What to do: Without omitting anything, return the records precisely as given.

Given data:
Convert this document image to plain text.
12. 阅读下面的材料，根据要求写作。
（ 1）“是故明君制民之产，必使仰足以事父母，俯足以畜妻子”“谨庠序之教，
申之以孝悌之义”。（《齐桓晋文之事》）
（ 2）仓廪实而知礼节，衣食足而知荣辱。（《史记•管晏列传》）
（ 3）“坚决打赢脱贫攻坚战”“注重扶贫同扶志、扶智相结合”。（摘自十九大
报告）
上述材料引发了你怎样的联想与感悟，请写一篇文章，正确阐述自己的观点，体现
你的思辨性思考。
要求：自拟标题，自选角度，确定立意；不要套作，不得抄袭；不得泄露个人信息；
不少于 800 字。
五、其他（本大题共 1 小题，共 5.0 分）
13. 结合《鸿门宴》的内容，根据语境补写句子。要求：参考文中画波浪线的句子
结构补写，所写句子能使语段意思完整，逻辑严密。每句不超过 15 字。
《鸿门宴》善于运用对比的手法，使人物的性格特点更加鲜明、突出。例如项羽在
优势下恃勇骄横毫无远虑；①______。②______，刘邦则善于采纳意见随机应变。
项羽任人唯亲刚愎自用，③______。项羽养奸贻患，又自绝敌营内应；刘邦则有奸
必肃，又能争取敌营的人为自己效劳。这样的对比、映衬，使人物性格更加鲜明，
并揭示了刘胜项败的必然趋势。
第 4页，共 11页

Final result:
Convert this document image to plain text.
12. 阅读下面的材料，根据要求写作。
（ 1）“是故明君制民之产，必使仰足以事父母，俯足以畜妻子”“谨庠序之教，
申之以孝悌之义”。（《齐桓晋文之事》）
（ 2）仓廪实而知礼节，衣食足而知荣辱。（《史记•管晏列传》）
（ 3）“坚决打赢脱贫攻坚战”“注重扶贫同扶志、扶智相结合”。（摘自十九大
报告）
上述材料引发了你怎样的联想与感悟，请写一篇文章，正确阐述自己的观点，体现
你的思辨性思考。
要求：自拟标题，自选角度，确定立意；不要套作，不得抄袭；不得泄露个人信息；
不少于 800 字。
五、其他（本大题共 1 小题，共 5.0 分）
13. 结合《鸿门宴》的内容，根据语境补写句子。要求：参考文中画波浪线的句子
结构补写，所写句子能使语段意思完整，逻辑严密。每句不超过 15 字。
《鸿门宴》善于运用对比的手法，使人物的性格特点更加鲜明、突出。例如项羽在
优势下恃勇骄横毫无远虑；①______。②______，刘邦则善于采纳意见随机应变。
项羽任人唯亲刚愎自用，③______。项羽养奸贻患，又自绝敌营内应；刘邦则有奸
必肃，又能争取敌营的人为自己效劳。这样的对比、映衬，使人物性格更加鲜明，
并揭示了刘胜项败的必然趋势。
第 4页，共 11页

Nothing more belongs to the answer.